> Task to complete: Below is a set of records. Repeat all of them exactly.
# Data supplied start
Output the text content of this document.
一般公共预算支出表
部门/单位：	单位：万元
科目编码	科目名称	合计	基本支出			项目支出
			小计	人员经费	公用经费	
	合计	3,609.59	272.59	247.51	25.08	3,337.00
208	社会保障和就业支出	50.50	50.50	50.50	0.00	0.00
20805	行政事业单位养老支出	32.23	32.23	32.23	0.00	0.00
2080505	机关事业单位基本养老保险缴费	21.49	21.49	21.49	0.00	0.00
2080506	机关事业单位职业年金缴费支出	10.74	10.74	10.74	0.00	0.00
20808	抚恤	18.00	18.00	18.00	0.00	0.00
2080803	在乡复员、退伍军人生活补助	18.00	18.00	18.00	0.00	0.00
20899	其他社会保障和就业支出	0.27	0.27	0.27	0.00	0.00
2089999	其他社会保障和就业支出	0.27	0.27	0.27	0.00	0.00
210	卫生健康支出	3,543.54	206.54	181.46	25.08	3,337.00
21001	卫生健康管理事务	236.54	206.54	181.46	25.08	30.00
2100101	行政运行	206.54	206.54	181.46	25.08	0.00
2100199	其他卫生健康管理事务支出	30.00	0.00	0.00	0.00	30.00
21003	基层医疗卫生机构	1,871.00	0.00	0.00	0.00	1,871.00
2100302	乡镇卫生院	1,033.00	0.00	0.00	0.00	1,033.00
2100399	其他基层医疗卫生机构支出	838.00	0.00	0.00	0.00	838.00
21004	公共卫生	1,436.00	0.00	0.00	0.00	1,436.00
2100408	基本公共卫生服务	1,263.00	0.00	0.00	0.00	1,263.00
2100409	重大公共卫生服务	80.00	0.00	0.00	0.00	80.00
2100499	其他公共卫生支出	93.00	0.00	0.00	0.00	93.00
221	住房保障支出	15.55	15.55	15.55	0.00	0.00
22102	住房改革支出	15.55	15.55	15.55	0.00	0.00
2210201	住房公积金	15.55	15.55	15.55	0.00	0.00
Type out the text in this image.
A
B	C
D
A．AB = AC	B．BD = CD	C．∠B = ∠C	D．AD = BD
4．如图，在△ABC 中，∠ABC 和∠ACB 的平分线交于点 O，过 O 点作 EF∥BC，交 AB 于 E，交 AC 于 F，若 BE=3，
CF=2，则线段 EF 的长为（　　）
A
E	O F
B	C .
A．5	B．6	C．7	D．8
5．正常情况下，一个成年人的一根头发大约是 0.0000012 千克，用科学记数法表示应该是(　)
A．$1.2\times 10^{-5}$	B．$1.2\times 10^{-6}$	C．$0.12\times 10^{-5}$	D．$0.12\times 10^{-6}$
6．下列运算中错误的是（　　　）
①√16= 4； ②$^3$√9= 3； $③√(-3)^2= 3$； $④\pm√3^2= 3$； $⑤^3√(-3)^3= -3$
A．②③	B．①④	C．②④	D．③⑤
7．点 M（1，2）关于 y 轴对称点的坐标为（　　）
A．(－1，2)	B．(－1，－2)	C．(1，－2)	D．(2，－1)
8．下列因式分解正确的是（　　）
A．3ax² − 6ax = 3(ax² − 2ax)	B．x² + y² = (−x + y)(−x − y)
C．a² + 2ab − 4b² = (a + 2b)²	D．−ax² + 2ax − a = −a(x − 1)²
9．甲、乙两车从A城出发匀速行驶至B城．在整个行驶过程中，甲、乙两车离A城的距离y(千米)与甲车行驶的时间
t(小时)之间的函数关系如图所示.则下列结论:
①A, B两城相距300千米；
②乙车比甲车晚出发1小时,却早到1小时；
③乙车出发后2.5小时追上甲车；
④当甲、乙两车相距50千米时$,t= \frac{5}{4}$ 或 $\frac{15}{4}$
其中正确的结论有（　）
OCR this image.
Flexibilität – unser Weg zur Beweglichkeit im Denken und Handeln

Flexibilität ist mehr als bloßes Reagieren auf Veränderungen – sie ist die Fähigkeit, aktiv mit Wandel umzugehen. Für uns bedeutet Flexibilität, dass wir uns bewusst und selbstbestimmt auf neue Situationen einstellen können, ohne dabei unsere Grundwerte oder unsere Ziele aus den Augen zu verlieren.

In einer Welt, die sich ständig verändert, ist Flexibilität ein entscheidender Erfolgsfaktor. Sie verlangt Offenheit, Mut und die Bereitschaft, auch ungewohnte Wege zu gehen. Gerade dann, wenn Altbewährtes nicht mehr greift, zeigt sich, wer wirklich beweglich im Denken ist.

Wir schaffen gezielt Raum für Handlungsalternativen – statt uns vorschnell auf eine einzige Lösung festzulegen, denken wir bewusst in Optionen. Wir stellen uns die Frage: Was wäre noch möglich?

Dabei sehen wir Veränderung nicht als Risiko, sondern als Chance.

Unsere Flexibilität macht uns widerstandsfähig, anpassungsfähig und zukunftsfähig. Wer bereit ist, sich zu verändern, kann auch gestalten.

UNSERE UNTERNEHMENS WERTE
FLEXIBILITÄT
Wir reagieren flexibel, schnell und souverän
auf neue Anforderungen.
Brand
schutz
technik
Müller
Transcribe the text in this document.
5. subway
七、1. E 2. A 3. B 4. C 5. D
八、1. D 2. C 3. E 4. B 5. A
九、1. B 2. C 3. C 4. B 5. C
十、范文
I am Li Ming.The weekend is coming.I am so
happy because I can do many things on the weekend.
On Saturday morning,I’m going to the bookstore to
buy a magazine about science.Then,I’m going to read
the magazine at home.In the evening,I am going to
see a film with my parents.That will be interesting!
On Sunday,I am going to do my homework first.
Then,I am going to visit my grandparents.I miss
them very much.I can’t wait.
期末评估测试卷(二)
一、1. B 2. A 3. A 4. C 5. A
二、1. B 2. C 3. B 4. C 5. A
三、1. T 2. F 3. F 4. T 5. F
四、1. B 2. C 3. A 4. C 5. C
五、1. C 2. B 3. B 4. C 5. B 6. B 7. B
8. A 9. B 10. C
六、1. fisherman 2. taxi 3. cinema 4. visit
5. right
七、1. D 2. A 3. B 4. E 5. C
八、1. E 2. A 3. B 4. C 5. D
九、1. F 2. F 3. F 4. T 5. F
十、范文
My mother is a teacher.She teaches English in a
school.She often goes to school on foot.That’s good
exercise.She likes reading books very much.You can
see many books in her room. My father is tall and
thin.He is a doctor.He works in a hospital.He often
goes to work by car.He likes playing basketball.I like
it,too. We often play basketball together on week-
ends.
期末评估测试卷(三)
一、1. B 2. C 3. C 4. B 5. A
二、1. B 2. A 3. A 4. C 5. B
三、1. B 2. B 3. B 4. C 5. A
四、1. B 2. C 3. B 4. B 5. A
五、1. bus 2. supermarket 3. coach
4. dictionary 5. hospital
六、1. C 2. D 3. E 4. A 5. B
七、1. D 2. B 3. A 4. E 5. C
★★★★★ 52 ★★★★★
# Data supplied end
> Written reply:
Output the text content of this document.
一般公共预算支出表
部门/单位：	单位：万元
科目编码	科目名称	合计	基本支出			项目支出
			小计	人员经费	公用经费	
	合计	3,609.59	272.59	247.51	25.08	3,337.00
208	社会保障和就业支出	50.50	50.50	50.50	0.00	0.00
20805	行政事业单位养老支出	32.23	32.23	32.23	0.00	0.00
2080505	机关事业单位基本养老保险缴费	21.49	21.49	21.49	0.00	0.00
2080506	机关事业单位职业年金缴费支出	10.74	10.74	10.74	0.00	0.00
20808	抚恤	18.00	18.00	18.00	0.00	0.00
2080803	在乡复员、退伍军人生活补助	18.00	18.00	18.00	0.00	0.00
20899	其他社会保障和就业支出	0.27	0.27	0.27	0.00	0.00
2089999	其他社会保障和就业支出	0.27	0.27	0.27	0.00	0.00
210	卫生健康支出	3,543.54	206.54	181.46	25.08	3,337.00
21001	卫生健康管理事务	236.54	206.54	181.46	25.08	30.00
2100101	行政运行	206.54	206.54	181.46	25.08	0.00
2100199	其他卫生健康管理事务支出	30.00	0.00	0.00	0.00	30.00
21003	基层医疗卫生机构	1,871.00	0.00	0.00	0.00	1,871.00
2100302	乡镇卫生院	1,033.00	0.00	0.00	0.00	1,033.00
2100399	其他基层医疗卫生机构支出	838.00	0.00	0.00	0.00	838.00
21004	公共卫生	1,436.00	0.00	0.00	0.00	1,436.00
2100408	基本公共卫生服务	1,263.00	0.00	0.00	0.00	1,263.00
2100409	重大公共卫生服务	80.00	0.00	0.00	0.00	80.00
2100499	其他公共卫生支出	93.00	0.00	0.00	0.00	93.00
221	住房保障支出	15.55	15.55	15.55	0.00	0.00
22102	住房改革支出	15.55	15.55	15.55	0.00	0.00
2210201	住房公积金	15.55	15.55	15.55	0.00	0.00
Type out the text in this image.
A
B	C
D
A．AB = AC	B．BD = CD	C．∠B = ∠C	D．AD = BD
4．如图，在△ABC 中，∠ABC 和∠ACB 的平分线交于点 O，过 O 点作 EF∥BC，交 AB 于 E，交 AC 于 F，若 BE=3，
CF=2，则线段 EF 的长为（　　）
A
E	O F
B	C .
A．5	B．6	C．7	D．8
5．正常情况下，一个成年人的一根头发大约是 0.0000012 千克，用科学记数法表示应该是(　)
A．$1.2\times 10^{-5}$	B．$1.2\times 10^{-6}$	C．$0.12\times 10^{-5}$	D．$0.12\times 10^{-6}$
6．下列运算中错误的是（　　　）
①√16= 4； ②$^3$√9= 3； $③√(-3)^2= 3$； $④\pm√3^2= 3$； $⑤^3√(-3)^3= -3$
A．②③	B．①④	C．②④	D．③⑤
7．点 M（1，2）关于 y 轴对称点的坐标为（　　）
A．(－1，2)	B．(－1，－2)	C．(1，－2)	D．(2，－1)
8．下列因式分解正确的是（　　）
A．3ax² − 6ax = 3(ax² − 2ax)	B．x² + y² = (−x + y)(−x − y)
C．a² + 2ab − 4b² = (a + 2b)²	D．−ax² + 2ax − a = −a(x − 1)²
9．甲、乙两车从A城出发匀速行驶至B城．在整个行驶过程中，甲、乙两车离A城的距离y(千米)与甲车行驶的时间
t(小时)之间的函数关系如图所示.则下列结论:
①A, B两城相距300千米；
②乙车比甲车晚出发1小时,却早到1小时；
③乙车出发后2.5小时追上甲车；
④当甲、乙两车相距50千米时$,t= \frac{5}{4}$ 或 $\frac{15}{4}$
其中正确的结论有（　）
OCR this image.
Flexibilität – unser Weg zur Beweglichkeit im Denken und Handeln

Flexibilität ist mehr als bloßes Reagieren auf Veränderungen – sie ist die Fähigkeit, aktiv mit Wandel umzugehen. Für uns bedeutet Flexibilität, dass wir uns bewusst und selbstbestimmt auf neue Situationen einstellen können, ohne dabei unsere Grundwerte oder unsere Ziele aus den Augen zu verlieren.

In einer Welt, die sich ständig verändert, ist Flexibilität ein entscheidender Erfolgsfaktor. Sie verlangt Offenheit, Mut und die Bereitschaft, auch ungewohnte Wege zu gehen. Gerade dann, wenn Altbewährtes nicht mehr greift, zeigt sich, wer wirklich beweglich im Denken ist.

Wir schaffen gezielt Raum für Handlungsalternativen – statt uns vorschnell auf eine einzige Lösung festzulegen, denken wir bewusst in Optionen. Wir stellen uns die Frage: Was wäre noch möglich?

Dabei sehen wir Veränderung nicht als Risiko, sondern als Chance.

Unsere Flexibilität macht uns widerstandsfähig, anpassungsfähig und zukunftsfähig. Wer bereit ist, sich zu verändern, kann auch gestalten.

UNSERE UNTERNEHMENS WERTE
FLEXIBILITÄT
Wir reagieren flexibel, schnell und souverän
auf neue Anforderungen.
Brand
schutz
technik
Müller
Transcribe the text in this document.
5. subway
七、1. E 2. A 3. B 4. C 5. D
八、1. D 2. C 3. E 4. B 5. A
九、1. B 2. C 3. C 4. B 5. C
十、范文
I am Li Ming.The weekend is coming.I am so
happy because I can do many things on the weekend.
On Saturday morning,I’m going to the bookstore to
buy a magazine about science.Then,I’m going to read
the magazine at home.In the evening,I am going to
see a film with my parents.That will be interesting!
On Sunday,I am going to do my homework first.
Then,I am going to visit my grandparents.I miss
them very much.I can’t wait.
期末评估测试卷(二)
一、1. B 2. A 3. A 4. C 5. A
二、1. B 2. C 3. B 4. C 5. A
三、1. T 2. F 3. F 4. T 5. F
四、1. B 2. C 3. A 4. C 5. C
五、1. C 2. B 3. B 4. C 5. B 6. B 7. B
8. A 9. B 10. C
六、1. fisherman 2. taxi 3. cinema 4. visit
5. right
七、1. D 2. A 3. B 4. E 5. C
八、1. E 2. A 3. B 4. C 5. D
九、1. F 2. F 3. F 4. T 5. F
十、范文
My mother is a teacher.She teaches English in a
school.She often goes to school on foot.That’s good
exercise.She likes reading books very much.You can
see many books in her room. My father is tall and
thin.He is a doctor.He works in a hospital.He often
goes to work by car.He likes playing basketball.I like
it,too. We often play basketball together on week-
ends.
期末评估测试卷(三)
一、1. B 2. C 3. C 4. B 5. A
二、1. B 2. A 3. A 4. C 5. B
三、1. B 2. B 3. B 4. C 5. A
四、1. B 2. C 3. B 4. B 5. A
五、1. bus 2. supermarket 3. coach
4. dictionary 5. hospital
六、1. C 2. D 3. E 4. A 5. B
七、1. D 2. B 3. A 4. E 5. C
★★★★★ 52 ★★★★★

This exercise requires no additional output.